# Document extract
⁂
Mike Sue-Ping
Cambridge, Ontario, Canada
You've missed my point. I have no doubt that WPF (and Silverlight 3 for that matter) is "ready for business". You'd asked what was the point of doing WPF in VFP via COM and I tried to point out that one could maintain their VFP data access techniques (and just change the UI with WPF to a certain extent).
>WPF can definately do serious LOB. I'm currently working on a WPF project that has no video, no spinning buttons. It's capabilities are similar to what we'd do in a VFP form.
>
>
>>How about this...getting to your VFP data is no different than what you're currently doing while giving your UI a face lift? I'm assuming that the WPF app is actually a "real LOB" that needs data and not just some form with video on a spinning button :)
⁂
# Records for this task
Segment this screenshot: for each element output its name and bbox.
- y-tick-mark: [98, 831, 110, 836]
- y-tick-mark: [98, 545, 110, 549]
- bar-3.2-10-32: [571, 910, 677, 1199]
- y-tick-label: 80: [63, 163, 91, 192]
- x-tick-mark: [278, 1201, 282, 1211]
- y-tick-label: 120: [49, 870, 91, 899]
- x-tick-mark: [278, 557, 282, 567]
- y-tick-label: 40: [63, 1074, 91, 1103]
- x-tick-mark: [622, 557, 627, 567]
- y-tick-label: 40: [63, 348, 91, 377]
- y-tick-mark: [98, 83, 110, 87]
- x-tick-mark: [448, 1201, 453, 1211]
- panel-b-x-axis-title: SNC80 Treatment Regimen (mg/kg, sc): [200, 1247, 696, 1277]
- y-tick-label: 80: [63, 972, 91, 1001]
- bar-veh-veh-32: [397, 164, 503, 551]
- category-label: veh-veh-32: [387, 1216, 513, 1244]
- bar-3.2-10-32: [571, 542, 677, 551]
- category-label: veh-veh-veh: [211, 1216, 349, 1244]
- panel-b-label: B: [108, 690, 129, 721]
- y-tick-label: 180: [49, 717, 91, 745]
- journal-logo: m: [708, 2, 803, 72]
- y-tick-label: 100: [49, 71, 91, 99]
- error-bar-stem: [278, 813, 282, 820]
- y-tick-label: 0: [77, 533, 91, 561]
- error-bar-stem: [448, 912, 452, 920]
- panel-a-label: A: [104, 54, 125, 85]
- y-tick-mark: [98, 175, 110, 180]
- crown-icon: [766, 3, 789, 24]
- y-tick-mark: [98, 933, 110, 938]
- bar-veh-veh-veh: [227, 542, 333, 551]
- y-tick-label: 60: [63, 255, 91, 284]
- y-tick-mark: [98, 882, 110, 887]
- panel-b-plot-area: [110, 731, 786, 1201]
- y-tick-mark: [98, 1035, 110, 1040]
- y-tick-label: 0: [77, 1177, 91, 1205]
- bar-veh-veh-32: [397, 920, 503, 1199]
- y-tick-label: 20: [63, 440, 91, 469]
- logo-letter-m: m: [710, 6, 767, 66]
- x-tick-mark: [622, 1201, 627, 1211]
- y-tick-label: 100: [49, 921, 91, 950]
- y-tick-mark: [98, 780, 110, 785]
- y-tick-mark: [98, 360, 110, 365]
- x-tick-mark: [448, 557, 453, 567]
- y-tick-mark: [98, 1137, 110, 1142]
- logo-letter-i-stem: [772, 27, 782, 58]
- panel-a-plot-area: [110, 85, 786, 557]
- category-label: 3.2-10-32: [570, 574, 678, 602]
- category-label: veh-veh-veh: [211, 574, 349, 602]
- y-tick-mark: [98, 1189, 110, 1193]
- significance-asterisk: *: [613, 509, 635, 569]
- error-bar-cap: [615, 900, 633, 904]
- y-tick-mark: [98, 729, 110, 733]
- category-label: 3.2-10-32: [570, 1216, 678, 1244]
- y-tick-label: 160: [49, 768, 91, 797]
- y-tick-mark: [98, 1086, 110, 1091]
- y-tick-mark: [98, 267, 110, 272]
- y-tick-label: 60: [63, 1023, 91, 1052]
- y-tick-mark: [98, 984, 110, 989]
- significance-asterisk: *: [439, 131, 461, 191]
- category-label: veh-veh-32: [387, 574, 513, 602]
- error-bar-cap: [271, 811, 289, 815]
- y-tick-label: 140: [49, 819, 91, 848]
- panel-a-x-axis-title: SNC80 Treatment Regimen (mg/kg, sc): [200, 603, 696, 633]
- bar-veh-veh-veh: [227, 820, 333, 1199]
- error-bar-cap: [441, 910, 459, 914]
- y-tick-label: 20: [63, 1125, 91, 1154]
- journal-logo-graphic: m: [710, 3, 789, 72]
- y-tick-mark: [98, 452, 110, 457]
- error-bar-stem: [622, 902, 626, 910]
⁂
# Task A
Answer these questions about the forum post on WPF and VFP, one answer per line, marked (i) and (ii):
(i) What location is given under the name Mike Sue-Ping?
(ii) In the quoted line beginning "WPF can definately do serious LOB", which two things does the WPF project being worked on lack?
# Task B
Return the stretch of the records from their start through the line containing "- y-tick-label: 100: [49, 71, 91, 99]", reproduced character for character.

# Answer A
(i) Cambridge, Ontario, Canada.
(ii) Video and spinning buttons.

# Answer B
Segment this screenshot: for each element output its name and bbox.
- y-tick-mark: [98, 831, 110, 836]
- y-tick-mark: [98, 545, 110, 549]
- bar-3.2-10-32: [571, 910, 677, 1199]
- y-tick-label: 80: [63, 163, 91, 192]
- x-tick-mark: [278, 1201, 282, 1211]
- y-tick-label: 120: [49, 870, 91, 899]
- x-tick-mark: [278, 557, 282, 567]
- y-tick-label: 40: [63, 1074, 91, 1103]
- x-tick-mark: [622, 557, 627, 567]
- y-tick-label: 40: [63, 348, 91, 377]
- y-tick-mark: [98, 83, 110, 87]
- x-tick-mark: [448, 1201, 453, 1211]
- panel-b-x-axis-title: SNC80 Treatment Regimen (mg/kg, sc): [200, 1247, 696, 1277]
- y-tick-label: 80: [63, 972, 91, 1001]
- bar-veh-veh-32: [397, 164, 503, 551]
- category-label: veh-veh-32: [387, 1216, 513, 1244]
- bar-3.2-10-32: [571, 542, 677, 551]
- category-label: veh-veh-veh: [211, 1216, 349, 1244]
- panel-b-label: B: [108, 690, 129, 721]
- y-tick-label: 180: [49, 717, 91, 745]
- journal-logo: m: [708, 2, 803, 72]
- y-tick-label: 100: [49, 71, 91, 99]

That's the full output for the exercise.